OBJECTIVE:
Among the lines below, how many carry the string "եկամուտներ"? Reply with a number and nothing else.

RECORD EXTRACTS:

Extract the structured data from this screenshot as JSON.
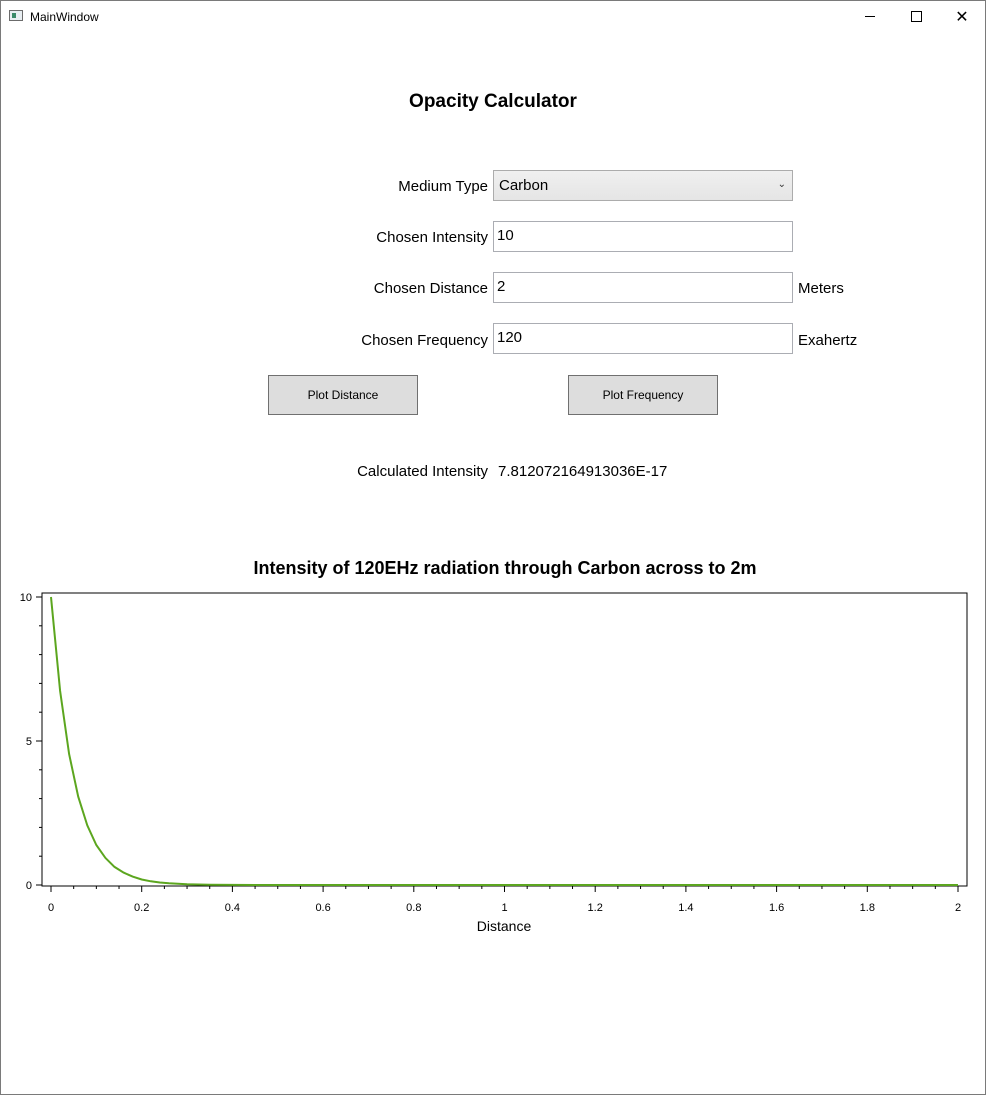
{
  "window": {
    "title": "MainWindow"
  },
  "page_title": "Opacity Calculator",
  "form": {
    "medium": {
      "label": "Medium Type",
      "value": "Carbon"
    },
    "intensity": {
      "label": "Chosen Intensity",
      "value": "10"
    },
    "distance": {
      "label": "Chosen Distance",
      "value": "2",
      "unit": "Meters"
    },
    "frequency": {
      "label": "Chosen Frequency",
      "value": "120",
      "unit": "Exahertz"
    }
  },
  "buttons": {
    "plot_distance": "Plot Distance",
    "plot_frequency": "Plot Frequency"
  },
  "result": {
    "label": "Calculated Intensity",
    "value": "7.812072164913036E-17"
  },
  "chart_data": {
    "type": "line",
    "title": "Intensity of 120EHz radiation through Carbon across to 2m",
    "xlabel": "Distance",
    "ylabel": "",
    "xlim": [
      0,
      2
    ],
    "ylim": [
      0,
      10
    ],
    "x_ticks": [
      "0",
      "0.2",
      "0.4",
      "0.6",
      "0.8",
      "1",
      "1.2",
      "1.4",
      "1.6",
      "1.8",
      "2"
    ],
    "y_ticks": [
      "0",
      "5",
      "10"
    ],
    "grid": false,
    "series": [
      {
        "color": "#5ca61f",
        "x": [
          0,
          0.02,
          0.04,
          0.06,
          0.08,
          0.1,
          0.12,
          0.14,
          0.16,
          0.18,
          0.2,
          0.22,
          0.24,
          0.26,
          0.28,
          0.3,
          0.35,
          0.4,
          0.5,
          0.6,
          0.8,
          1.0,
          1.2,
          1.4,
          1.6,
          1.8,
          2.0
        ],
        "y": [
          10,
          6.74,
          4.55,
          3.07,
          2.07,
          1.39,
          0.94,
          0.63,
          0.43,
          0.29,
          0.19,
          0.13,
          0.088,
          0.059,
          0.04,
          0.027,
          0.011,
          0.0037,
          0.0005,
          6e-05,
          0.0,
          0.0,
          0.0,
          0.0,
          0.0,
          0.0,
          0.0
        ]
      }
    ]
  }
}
==
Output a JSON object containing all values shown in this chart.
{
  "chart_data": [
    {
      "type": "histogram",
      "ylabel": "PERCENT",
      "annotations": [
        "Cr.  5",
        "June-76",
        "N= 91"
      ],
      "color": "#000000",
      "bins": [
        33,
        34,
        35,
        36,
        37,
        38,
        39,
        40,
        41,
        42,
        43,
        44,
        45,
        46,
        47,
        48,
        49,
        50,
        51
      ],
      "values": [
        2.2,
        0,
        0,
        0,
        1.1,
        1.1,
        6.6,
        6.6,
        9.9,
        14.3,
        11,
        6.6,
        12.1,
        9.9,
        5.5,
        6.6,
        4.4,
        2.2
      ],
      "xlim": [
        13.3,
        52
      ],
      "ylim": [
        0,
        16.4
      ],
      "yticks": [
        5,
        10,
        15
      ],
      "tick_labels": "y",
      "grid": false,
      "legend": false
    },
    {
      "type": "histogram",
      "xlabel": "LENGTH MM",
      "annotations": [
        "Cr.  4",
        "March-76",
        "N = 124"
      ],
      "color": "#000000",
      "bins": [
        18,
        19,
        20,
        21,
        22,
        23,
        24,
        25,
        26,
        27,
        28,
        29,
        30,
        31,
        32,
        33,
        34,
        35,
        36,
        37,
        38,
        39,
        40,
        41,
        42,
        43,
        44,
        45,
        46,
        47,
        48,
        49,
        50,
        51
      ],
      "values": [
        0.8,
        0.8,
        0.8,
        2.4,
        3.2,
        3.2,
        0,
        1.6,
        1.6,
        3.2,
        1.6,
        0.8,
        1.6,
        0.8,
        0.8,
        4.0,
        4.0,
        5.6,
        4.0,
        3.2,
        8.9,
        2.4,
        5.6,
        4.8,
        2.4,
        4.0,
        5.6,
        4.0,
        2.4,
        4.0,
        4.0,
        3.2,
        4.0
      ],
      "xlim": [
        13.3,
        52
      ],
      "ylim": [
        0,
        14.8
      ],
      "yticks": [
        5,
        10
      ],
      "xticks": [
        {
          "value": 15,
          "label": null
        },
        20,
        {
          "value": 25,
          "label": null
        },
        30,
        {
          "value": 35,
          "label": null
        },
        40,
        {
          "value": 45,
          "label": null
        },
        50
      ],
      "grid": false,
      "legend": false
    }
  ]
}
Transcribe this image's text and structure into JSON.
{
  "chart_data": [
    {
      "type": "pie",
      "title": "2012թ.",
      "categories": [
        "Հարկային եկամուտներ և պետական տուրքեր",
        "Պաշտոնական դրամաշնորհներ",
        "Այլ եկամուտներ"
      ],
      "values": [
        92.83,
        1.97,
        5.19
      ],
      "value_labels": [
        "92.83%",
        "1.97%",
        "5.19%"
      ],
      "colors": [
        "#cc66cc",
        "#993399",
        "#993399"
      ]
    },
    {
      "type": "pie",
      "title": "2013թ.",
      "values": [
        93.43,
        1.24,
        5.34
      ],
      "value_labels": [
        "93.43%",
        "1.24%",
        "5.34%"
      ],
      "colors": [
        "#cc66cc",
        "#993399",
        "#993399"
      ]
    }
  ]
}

WRITTEN ANSWER:
2